------ EXERCISE INPUT

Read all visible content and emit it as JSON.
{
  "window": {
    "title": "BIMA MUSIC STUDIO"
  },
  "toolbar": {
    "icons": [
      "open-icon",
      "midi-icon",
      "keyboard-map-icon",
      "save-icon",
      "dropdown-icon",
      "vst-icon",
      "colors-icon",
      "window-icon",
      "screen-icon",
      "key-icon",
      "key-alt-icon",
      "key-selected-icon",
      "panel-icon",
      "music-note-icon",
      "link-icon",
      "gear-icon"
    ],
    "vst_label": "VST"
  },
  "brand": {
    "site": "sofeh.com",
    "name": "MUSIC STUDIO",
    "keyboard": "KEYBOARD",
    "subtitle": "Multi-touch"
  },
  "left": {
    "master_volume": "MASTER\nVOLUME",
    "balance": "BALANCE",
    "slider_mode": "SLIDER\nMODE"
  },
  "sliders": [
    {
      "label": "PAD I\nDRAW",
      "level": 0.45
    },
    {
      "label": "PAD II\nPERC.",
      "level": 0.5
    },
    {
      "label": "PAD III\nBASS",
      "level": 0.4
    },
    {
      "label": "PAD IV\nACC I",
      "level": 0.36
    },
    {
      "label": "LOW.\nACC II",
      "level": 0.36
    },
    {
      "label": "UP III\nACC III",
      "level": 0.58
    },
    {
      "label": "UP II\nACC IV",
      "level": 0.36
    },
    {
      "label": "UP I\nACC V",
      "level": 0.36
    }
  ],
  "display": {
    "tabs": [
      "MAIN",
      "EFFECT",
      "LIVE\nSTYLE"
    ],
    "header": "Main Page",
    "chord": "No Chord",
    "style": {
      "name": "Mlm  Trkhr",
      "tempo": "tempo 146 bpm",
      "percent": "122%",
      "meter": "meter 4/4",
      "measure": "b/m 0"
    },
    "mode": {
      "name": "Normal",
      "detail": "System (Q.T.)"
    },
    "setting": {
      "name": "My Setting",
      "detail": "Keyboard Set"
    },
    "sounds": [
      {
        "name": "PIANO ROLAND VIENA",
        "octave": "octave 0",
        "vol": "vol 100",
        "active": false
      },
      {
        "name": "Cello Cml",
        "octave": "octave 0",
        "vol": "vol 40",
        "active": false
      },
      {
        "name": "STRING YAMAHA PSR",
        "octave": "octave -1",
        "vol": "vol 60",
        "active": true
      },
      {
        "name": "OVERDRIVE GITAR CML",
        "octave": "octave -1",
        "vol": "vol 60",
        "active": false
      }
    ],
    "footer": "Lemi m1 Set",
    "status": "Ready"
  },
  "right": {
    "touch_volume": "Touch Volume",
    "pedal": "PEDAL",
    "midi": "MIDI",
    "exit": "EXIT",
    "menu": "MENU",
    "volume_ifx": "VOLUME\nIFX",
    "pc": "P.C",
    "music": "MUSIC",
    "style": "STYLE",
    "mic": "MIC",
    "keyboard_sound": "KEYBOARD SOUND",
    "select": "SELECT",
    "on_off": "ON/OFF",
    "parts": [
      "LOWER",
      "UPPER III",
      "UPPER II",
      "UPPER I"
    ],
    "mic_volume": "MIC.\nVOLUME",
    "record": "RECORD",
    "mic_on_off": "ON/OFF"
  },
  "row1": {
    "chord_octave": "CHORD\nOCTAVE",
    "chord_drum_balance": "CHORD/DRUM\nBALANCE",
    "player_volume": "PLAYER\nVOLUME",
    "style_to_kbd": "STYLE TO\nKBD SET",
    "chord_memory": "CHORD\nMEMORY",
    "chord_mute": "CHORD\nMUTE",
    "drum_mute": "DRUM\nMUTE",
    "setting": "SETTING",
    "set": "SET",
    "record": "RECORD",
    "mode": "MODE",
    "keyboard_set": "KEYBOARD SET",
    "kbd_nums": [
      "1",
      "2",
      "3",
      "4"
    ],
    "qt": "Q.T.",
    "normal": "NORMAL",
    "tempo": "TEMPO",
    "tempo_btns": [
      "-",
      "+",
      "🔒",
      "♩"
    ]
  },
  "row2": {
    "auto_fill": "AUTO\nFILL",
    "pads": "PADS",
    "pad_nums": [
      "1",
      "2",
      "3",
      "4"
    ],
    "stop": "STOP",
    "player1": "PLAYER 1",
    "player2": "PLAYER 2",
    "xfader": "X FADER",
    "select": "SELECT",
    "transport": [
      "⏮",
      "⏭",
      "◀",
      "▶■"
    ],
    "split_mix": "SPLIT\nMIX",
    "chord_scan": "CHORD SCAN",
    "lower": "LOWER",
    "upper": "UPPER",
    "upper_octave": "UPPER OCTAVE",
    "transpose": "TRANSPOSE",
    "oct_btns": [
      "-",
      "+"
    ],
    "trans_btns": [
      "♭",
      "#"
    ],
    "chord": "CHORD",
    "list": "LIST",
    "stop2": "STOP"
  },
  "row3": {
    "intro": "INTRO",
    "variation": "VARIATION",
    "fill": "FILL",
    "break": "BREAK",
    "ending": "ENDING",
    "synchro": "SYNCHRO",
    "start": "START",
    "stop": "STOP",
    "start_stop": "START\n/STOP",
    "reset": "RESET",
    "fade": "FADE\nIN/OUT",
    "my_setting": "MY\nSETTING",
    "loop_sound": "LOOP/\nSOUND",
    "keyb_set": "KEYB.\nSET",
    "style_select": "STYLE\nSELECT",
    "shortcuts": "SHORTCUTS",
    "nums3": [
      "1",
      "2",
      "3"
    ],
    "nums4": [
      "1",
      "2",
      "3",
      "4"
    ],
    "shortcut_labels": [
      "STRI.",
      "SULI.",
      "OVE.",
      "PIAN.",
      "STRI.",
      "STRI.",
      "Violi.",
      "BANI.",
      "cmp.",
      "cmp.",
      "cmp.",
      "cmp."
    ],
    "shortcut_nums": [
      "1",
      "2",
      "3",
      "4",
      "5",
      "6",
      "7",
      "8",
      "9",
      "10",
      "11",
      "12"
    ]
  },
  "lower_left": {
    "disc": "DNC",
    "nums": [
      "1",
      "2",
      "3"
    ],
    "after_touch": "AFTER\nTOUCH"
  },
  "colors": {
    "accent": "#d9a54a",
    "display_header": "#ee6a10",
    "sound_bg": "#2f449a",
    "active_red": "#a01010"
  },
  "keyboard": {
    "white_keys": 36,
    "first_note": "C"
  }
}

------------

• [YOUR TASK]: Could you transcribe the records in full, exactly?

• [RESPONSE TO THIS TASK]:
Read all visible content and emit it as JSON.
{
  "window": {
    "title": "BIMA MUSIC STUDIO"
  },
  "toolbar": {
    "icons": [
      "open-icon",
      "midi-icon",
      "keyboard-map-icon",
      "save-icon",
      "dropdown-icon",
      "vst-icon",
      "colors-icon",
      "window-icon",
      "screen-icon",
      "key-icon",
      "key-alt-icon",
      "key-selected-icon",
      "panel-icon",
      "music-note-icon",
      "link-icon",
      "gear-icon"
    ],
    "vst_label": "VST"
  },
  "brand": {
    "site": "sofeh.com",
    "name": "MUSIC STUDIO",
    "keyboard": "KEYBOARD",
    "subtitle": "Multi-touch"
  },
  "left": {
    "master_volume": "MASTER\nVOLUME",
    "balance": "BALANCE",
    "slider_mode": "SLIDER\nMODE"
  },
  "sliders": [
    {
      "label": "PAD I\nDRAW",
      "level": 0.45
    },
    {
      "label": "PAD II\nPERC.",
      "level": 0.5
    },
    {
      "label": "PAD III\nBASS",
      "level": 0.4
    },
    {
      "label": "PAD IV\nACC I",
      "level": 0.36
    },
    {
      "label": "LOW.\nACC II",
      "level": 0.36
    },
    {
      "label": "UP III\nACC III",
      "level": 0.58
    },
    {
      "label": "UP II\nACC IV",
      "level": 0.36
    },
    {
      "label": "UP I\nACC V",
      "level": 0.36
    }
  ],
  "display": {
    "tabs": [
      "MAIN",
      "EFFECT",
      "LIVE\nSTYLE"
    ],
    "header": "Main Page",
    "chord": "No Chord",
    "style": {
      "name": "Mlm  Trkhr",
      "tempo": "tempo 146 bpm",
      "percent": "122%",
      "meter": "meter 4/4",
      "measure": "b/m 0"
    },
    "mode": {
      "name": "Normal",
      "detail": "System (Q.T.)"
    },
    "setting": {
      "name": "My Setting",
      "detail": "Keyboard Set"
    },
    "sounds": [
      {
        "name": "PIANO ROLAND VIENA",
        "octave": "octave 0",
        "vol": "vol 100",
        "active": false
      },
      {
        "name": "Cello Cml",
        "octave": "octave 0",
        "vol": "vol 40",
        "active": false
      },
      {
        "name": "STRING YAMAHA PSR",
        "octave": "octave -1",
        "vol": "vol 60",
        "active": true
      },
      {
        "name": "OVERDRIVE GITAR CML",
        "octave": "octave -1",
        "vol": "vol 60",
        "active": false
      }
    ],
    "footer": "Lemi m1 Set",
    "status": "Ready"
  },
  "right": {
    "touch_volume": "Touch Volume",
    "pedal": "PEDAL",
    "midi": "MIDI",
    "exit": "EXIT",
    "menu": "MENU",
    "volume_ifx": "VOLUME\nIFX",
    "pc": "P.C",
    "music": "MUSIC",
    "style": "STYLE",
    "mic": "MIC",
    "keyboard_sound": "KEYBOARD SOUND",
    "select": "SELECT",
    "on_off": "ON/OFF",
    "parts": [
      "LOWER",
      "UPPER III",
      "UPPER II",
      "UPPER I"
    ],
    "mic_volume": "MIC.\nVOLUME",
    "record": "RECORD",
    "mic_on_off": "ON/OFF"
  },
  "row1": {
    "chord_octave": "CHORD\nOCTAVE",
    "chord_drum_balance": "CHORD/DRUM\nBALANCE",
    "player_volume": "PLAYER\nVOLUME",
    "style_to_kbd": "STYLE TO\nKBD SET",
    "chord_memory": "CHORD\nMEMORY",
    "chord_mute": "CHORD\nMUTE",
    "drum_mute": "DRUM\nMUTE",
    "setting": "SETTING",
    "set": "SET",
    "record": "RECORD",
    "mode": "MODE",
    "keyboard_set": "KEYBOARD SET",
    "kbd_nums": [
      "1",
      "2",
      "3",
      "4"
    ],
    "qt": "Q.T.",
    "normal": "NORMAL",
    "tempo": "TEMPO",
    "tempo_btns": [
      "-",
      "+",
      "🔒",
      "♩"
    ]
  },
  "row2": {
    "auto_fill": "AUTO\nFILL",
    "pads": "PADS",
    "pad_nums": [
      "1",
      "2",
      "3",
      "4"
    ],
    "stop": "STOP",
    "player1": "PLAYER 1",
    "player2": "PLAYER 2",
    "xfader": "X FADER",
    "select": "SELECT",
    "transport": [
      "⏮",
      "⏭",
      "◀",
      "▶■"
    ],
    "split_mix": "SPLIT\nMIX",
    "chord_scan": "CHORD SCAN",
    "lower": "LOWER",
    "upper": "UPPER",
    "upper_octave": "UPPER OCTAVE",
    "transpose": "TRANSPOSE",
    "oct_btns": [
      "-",
      "+"
    ],
    "trans_btns": [
      "♭",
      "#"
    ],
    "chord": "CHORD",
    "list": "LIST",
    "stop2": "STOP"
  },
  "row3": {
    "intro": "INTRO",
    "variation": "VARIATION",
    "fill": "FILL",
    "break": "BREAK",
    "ending": "ENDING",
    "synchro": "SYNCHRO",
    "start": "START",
    "stop": "STOP",
    "start_stop": "START\n/STOP",
    "reset": "RESET",
    "fade": "FADE\nIN/OUT",
    "my_setting": "MY\nSETTING",
    "loop_sound": "LOOP/\nSOUND",
    "keyb_set": "KEYB.\nSET",
    "style_select": "STYLE\nSELECT",
    "shortcuts": "SHORTCUTS",
    "nums3": [
      "1",
      "2",
      "3"
    ],
    "nums4": [
      "1",
      "2",
      "3",
      "4"
    ],
    "shortcut_labels": [
      "STRI.",
      "SULI.",
      "OVE.",
      "PIAN.",
      "STRI.",
      "STRI.",
      "Violi.",
      "BANI.",
      "cmp.",
      "cmp.",
      "cmp.",
      "cmp."
    ],
    "shortcut_nums": [
      "1",
      "2",
      "3",
      "4",
      "5",
      "6",
      "7",
      "8",
      "9",
      "10",
      "11",
      "12"
    ]
  },
  "lower_left": {
    "disc": "DNC",
    "nums": [
      "1",
      "2",
      "3"
    ],
    "after_touch": "AFTER\nTOUCH"
  },
  "colors": {
    "accent": "#d9a54a",
    "display_header": "#ee6a10",
    "sound_bg": "#2f449a",
    "active_red": "#a01010"
  },
  "keyboard": {
    "white_keys": 36,
    "first_note": "C"
  }
}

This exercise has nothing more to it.